▶ [Stated exercise]
Copy out every line in the entries below that includes "Musical".

:: Material provided ::

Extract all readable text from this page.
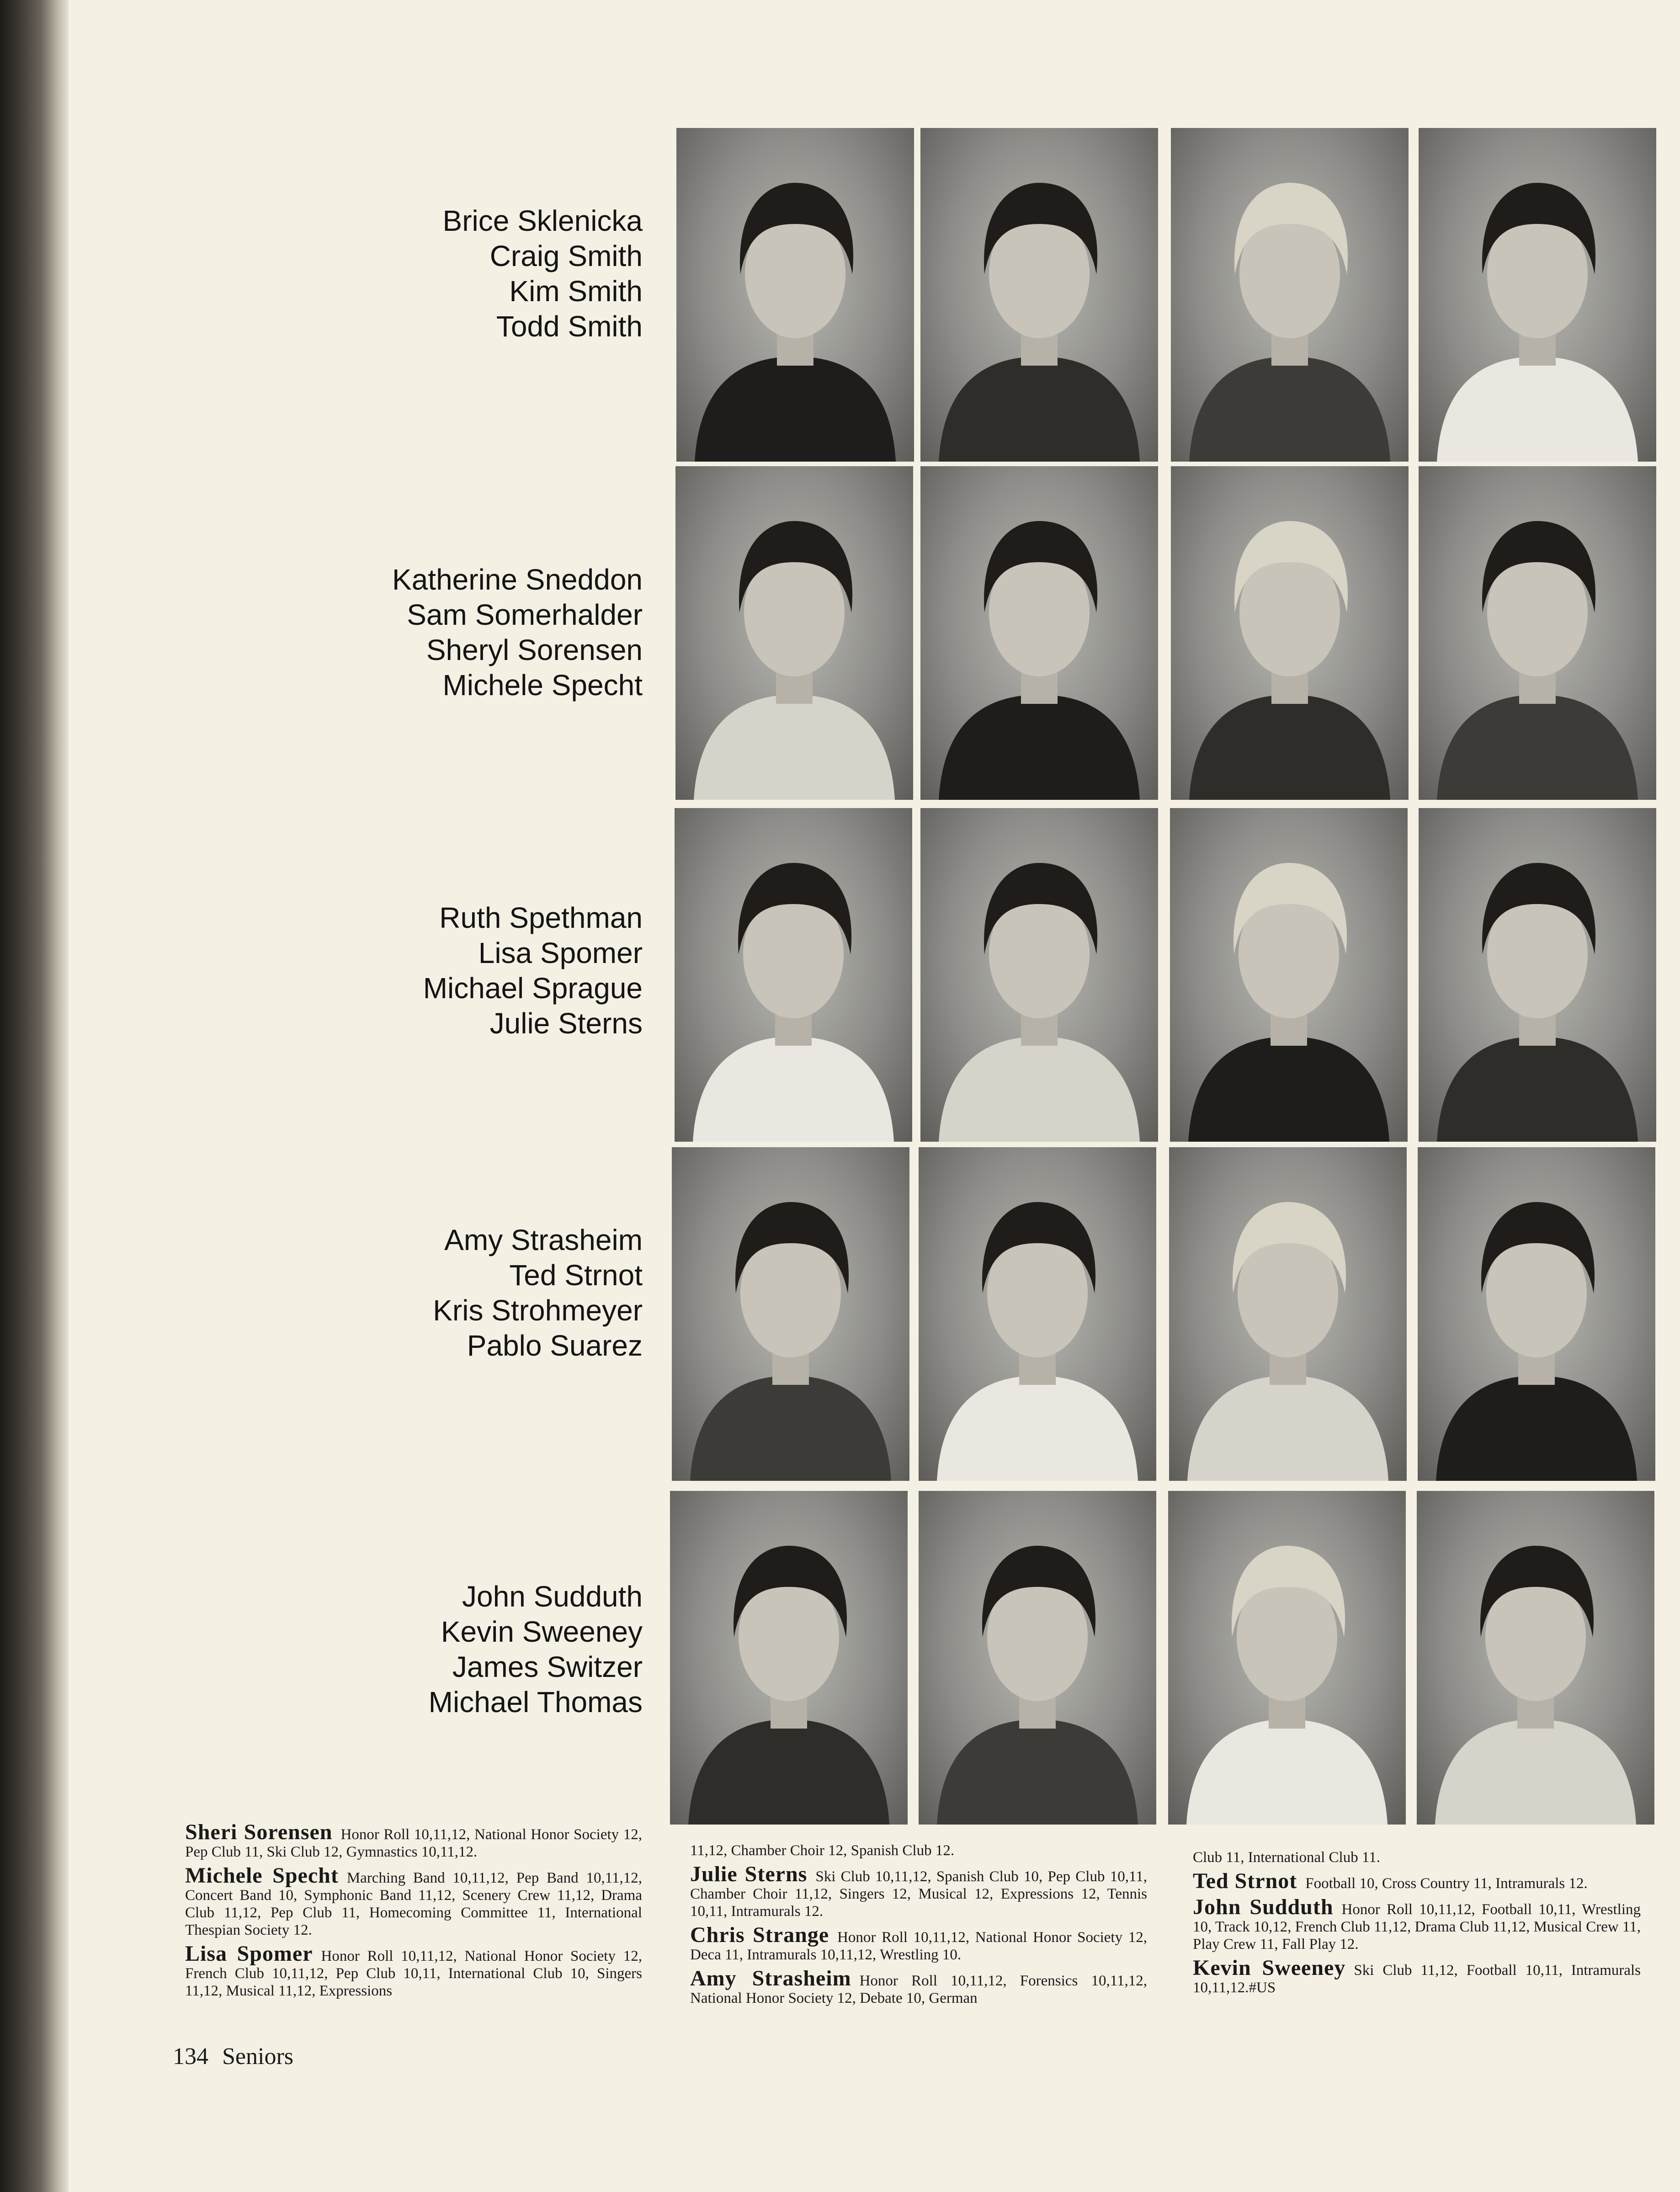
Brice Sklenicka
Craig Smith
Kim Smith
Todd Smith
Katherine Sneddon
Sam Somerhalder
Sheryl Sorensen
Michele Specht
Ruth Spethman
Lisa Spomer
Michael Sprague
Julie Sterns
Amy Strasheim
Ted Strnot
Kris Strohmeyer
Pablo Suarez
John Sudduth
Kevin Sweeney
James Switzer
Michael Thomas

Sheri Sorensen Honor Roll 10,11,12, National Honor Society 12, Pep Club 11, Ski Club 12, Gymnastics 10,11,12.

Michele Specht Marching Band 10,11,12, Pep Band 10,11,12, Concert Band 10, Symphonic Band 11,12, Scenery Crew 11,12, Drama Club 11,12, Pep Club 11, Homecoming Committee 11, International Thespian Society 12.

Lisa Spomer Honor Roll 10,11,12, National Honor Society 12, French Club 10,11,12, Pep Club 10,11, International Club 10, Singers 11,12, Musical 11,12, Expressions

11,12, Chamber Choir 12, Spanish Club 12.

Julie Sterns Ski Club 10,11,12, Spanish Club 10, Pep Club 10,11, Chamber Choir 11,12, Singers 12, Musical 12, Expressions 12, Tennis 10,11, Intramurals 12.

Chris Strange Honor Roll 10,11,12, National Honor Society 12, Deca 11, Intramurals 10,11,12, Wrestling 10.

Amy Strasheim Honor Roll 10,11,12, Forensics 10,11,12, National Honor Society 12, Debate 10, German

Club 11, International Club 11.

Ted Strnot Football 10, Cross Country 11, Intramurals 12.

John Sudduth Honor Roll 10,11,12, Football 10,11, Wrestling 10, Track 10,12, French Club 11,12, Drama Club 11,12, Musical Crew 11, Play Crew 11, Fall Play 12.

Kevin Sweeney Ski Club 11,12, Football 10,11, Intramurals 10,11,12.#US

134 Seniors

:::

▶ [Solution to this exercise]
Lisa Spomer Honor Roll 10,11,12, National Honor Society 12, French Club 10,11,12, Pep Club 10,11, International Club 10, Singers 11,12, Musical 11,12, Expressions
Julie Sterns Ski Club 10,11,12, Spanish Club 10, Pep Club 10,11, Chamber Choir 11,12, Singers 12, Musical 12, Expressions 12, Tennis 10,11, Intramurals 12.
John Sudduth Honor Roll 10,11,12, Football 10,11, Wrestling 10, Track 10,12, French Club 11,12, Drama Club 11,12, Musical Crew 11, Play Crew 11, Fall Play 12.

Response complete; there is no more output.